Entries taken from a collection
"""

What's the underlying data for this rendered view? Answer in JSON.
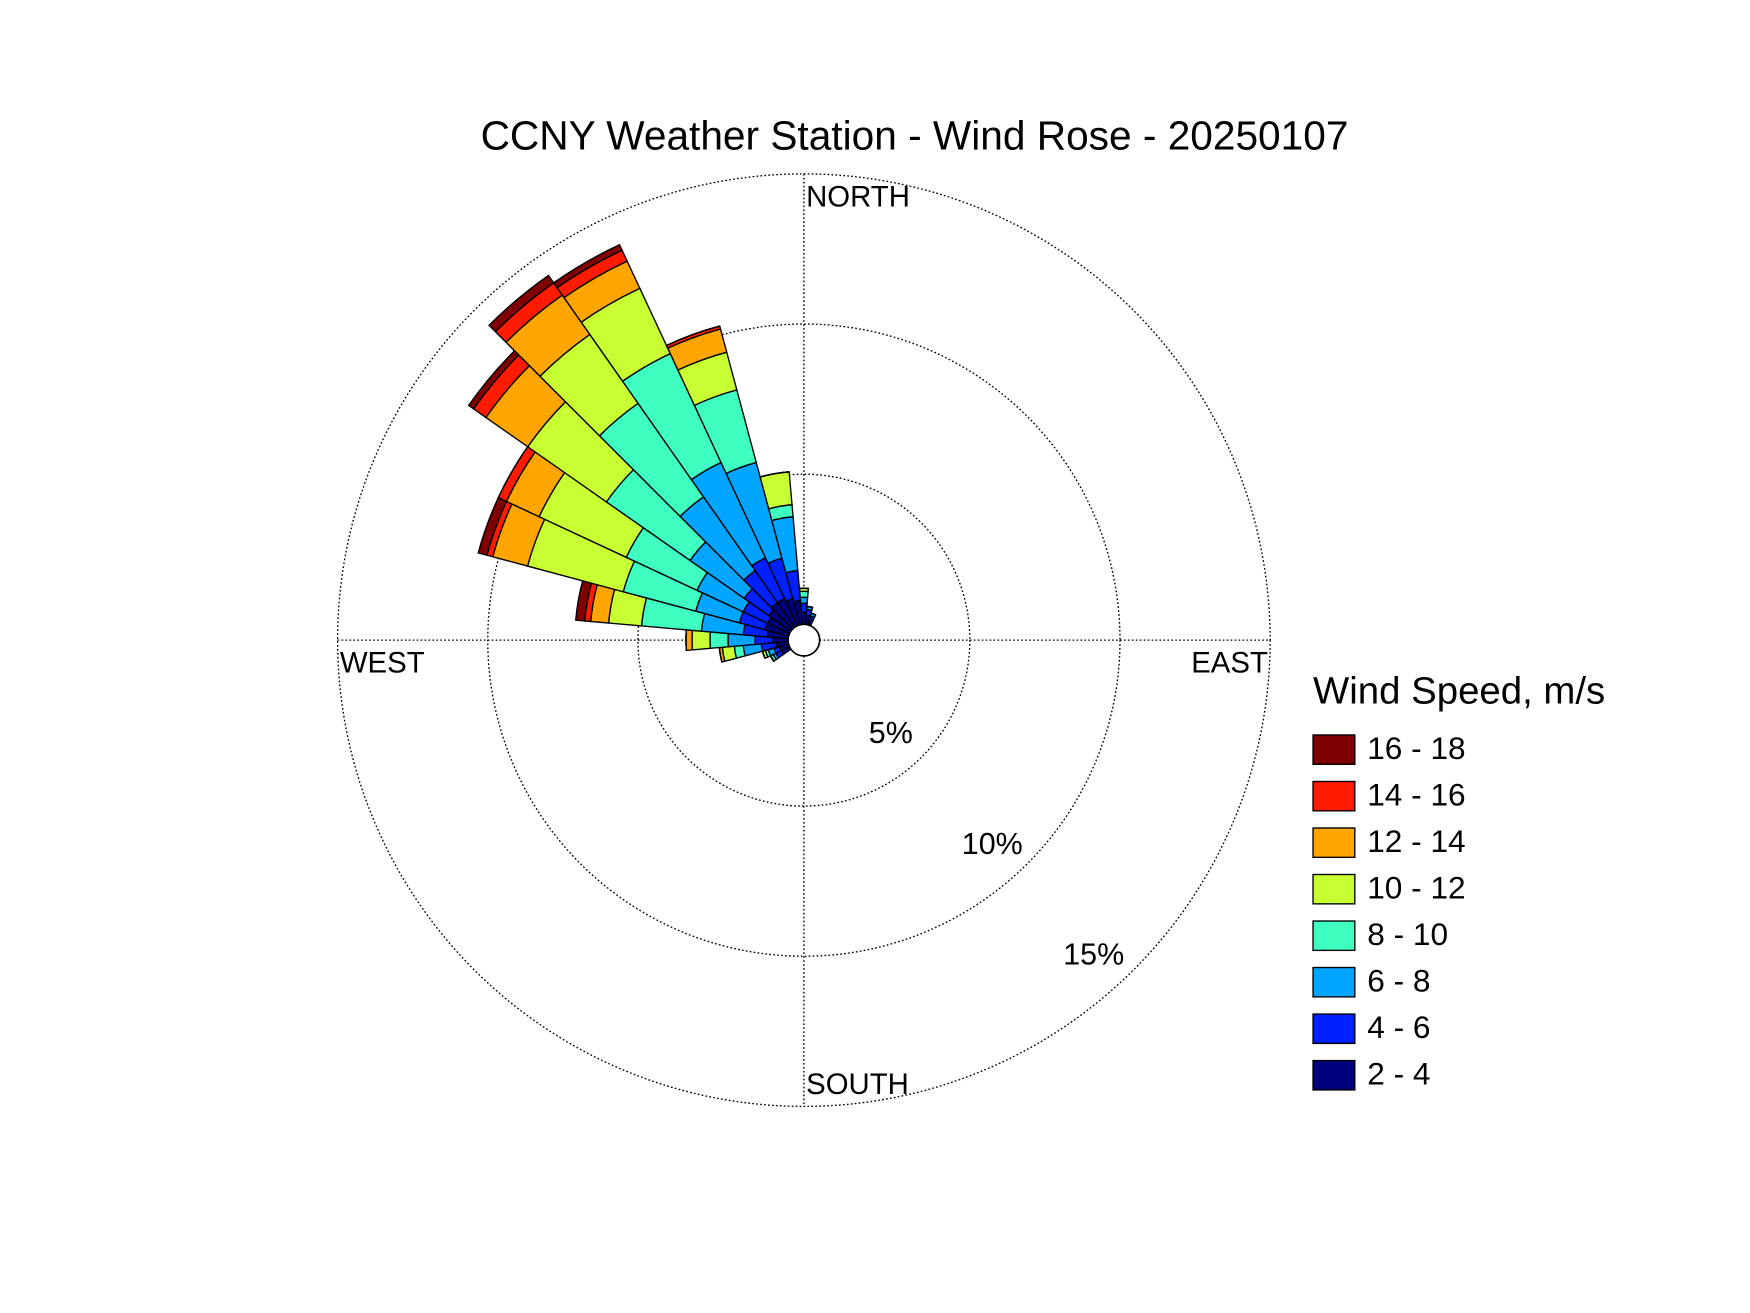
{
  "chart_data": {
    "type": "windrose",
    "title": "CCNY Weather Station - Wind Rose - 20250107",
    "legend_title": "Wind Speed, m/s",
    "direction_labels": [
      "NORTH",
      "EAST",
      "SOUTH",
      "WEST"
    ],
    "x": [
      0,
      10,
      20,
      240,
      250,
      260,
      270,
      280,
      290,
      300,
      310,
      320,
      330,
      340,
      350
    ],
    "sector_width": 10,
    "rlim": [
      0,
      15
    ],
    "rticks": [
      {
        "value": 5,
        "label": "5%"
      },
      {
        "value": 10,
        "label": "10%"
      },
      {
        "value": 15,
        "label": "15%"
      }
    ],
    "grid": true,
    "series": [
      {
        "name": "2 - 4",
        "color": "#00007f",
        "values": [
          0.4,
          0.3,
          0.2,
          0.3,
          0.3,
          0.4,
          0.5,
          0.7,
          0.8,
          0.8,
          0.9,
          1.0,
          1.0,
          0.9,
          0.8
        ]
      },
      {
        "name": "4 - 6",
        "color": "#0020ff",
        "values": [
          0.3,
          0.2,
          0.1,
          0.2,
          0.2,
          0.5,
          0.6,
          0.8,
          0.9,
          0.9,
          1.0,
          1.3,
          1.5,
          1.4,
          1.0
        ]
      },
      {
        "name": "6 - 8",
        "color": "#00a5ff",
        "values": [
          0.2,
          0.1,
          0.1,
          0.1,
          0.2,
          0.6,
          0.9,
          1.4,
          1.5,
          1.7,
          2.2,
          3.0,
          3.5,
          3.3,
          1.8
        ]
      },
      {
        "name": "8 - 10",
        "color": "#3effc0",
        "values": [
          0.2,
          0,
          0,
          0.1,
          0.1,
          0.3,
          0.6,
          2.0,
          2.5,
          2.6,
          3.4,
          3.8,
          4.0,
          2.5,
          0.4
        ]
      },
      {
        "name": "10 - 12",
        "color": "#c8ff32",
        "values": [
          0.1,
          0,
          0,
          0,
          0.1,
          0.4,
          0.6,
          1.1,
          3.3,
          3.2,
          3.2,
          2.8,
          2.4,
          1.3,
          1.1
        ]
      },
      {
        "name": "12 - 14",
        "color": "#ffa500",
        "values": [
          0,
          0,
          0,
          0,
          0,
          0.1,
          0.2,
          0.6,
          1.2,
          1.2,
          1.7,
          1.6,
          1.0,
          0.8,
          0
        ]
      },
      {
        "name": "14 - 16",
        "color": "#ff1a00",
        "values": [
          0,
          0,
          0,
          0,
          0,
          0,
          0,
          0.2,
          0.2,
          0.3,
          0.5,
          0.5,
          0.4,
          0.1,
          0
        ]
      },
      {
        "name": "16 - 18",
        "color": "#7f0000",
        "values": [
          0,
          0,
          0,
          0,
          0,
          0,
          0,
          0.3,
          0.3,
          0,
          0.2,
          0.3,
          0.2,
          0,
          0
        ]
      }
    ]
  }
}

"""
"""

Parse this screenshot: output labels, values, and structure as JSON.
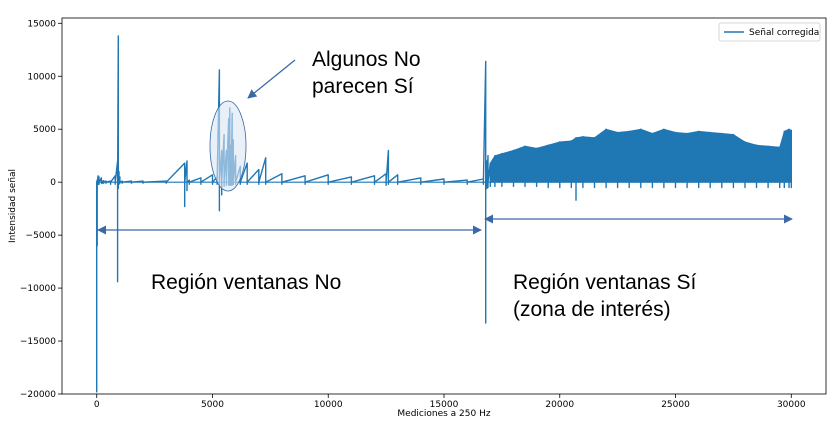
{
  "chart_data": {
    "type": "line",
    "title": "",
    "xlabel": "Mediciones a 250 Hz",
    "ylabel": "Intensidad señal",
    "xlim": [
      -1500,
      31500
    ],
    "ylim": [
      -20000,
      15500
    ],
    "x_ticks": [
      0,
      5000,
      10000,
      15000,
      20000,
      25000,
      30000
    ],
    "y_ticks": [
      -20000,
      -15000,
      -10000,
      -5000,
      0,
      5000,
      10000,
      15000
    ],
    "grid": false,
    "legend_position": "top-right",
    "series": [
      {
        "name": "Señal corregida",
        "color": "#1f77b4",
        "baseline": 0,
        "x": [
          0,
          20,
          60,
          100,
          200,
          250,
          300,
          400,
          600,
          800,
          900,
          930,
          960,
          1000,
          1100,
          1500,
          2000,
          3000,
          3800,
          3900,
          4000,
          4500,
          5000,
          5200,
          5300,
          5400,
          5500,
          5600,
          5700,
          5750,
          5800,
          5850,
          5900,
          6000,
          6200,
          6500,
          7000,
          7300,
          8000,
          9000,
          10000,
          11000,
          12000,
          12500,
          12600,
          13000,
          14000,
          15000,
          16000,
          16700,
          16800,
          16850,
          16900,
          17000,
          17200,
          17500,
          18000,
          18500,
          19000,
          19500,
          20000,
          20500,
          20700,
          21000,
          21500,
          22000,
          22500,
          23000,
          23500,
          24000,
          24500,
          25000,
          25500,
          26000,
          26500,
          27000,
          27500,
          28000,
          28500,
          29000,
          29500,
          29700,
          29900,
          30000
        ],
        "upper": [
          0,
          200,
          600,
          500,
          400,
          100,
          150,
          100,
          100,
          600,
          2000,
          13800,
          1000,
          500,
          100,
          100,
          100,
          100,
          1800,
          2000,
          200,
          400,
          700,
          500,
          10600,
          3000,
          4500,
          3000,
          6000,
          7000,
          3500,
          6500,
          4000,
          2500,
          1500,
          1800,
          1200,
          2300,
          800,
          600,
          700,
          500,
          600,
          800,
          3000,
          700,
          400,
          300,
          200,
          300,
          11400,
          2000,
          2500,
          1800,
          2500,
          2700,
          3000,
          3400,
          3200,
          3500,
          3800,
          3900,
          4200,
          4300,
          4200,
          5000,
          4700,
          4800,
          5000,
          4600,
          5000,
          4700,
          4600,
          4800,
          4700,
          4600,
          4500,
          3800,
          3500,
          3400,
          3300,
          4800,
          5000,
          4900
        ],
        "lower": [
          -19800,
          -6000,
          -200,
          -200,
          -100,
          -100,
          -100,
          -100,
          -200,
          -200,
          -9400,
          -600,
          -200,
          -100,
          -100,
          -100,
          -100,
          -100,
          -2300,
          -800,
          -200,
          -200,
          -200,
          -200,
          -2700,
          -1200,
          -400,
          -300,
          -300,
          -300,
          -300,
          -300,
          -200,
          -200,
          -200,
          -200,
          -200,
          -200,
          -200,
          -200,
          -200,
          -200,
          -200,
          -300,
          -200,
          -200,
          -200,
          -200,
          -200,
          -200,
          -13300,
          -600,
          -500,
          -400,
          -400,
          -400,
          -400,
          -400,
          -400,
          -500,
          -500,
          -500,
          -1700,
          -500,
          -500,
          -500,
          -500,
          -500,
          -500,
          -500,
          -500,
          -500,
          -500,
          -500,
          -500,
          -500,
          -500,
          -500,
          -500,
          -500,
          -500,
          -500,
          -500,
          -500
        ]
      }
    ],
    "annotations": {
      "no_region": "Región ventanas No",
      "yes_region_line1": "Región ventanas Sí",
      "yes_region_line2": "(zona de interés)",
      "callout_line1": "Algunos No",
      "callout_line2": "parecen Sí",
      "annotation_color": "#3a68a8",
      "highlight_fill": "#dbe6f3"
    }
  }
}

"""

**WORK TO BE COMPLETED**
Select the lines in this material that hold the word "JSON", leaving none out.

**OUTPUT OF THE TASK**
What's the underlying data for this rendered view? Answer in JSON.
Parse this screenshot: output labels, values, and structure as JSON.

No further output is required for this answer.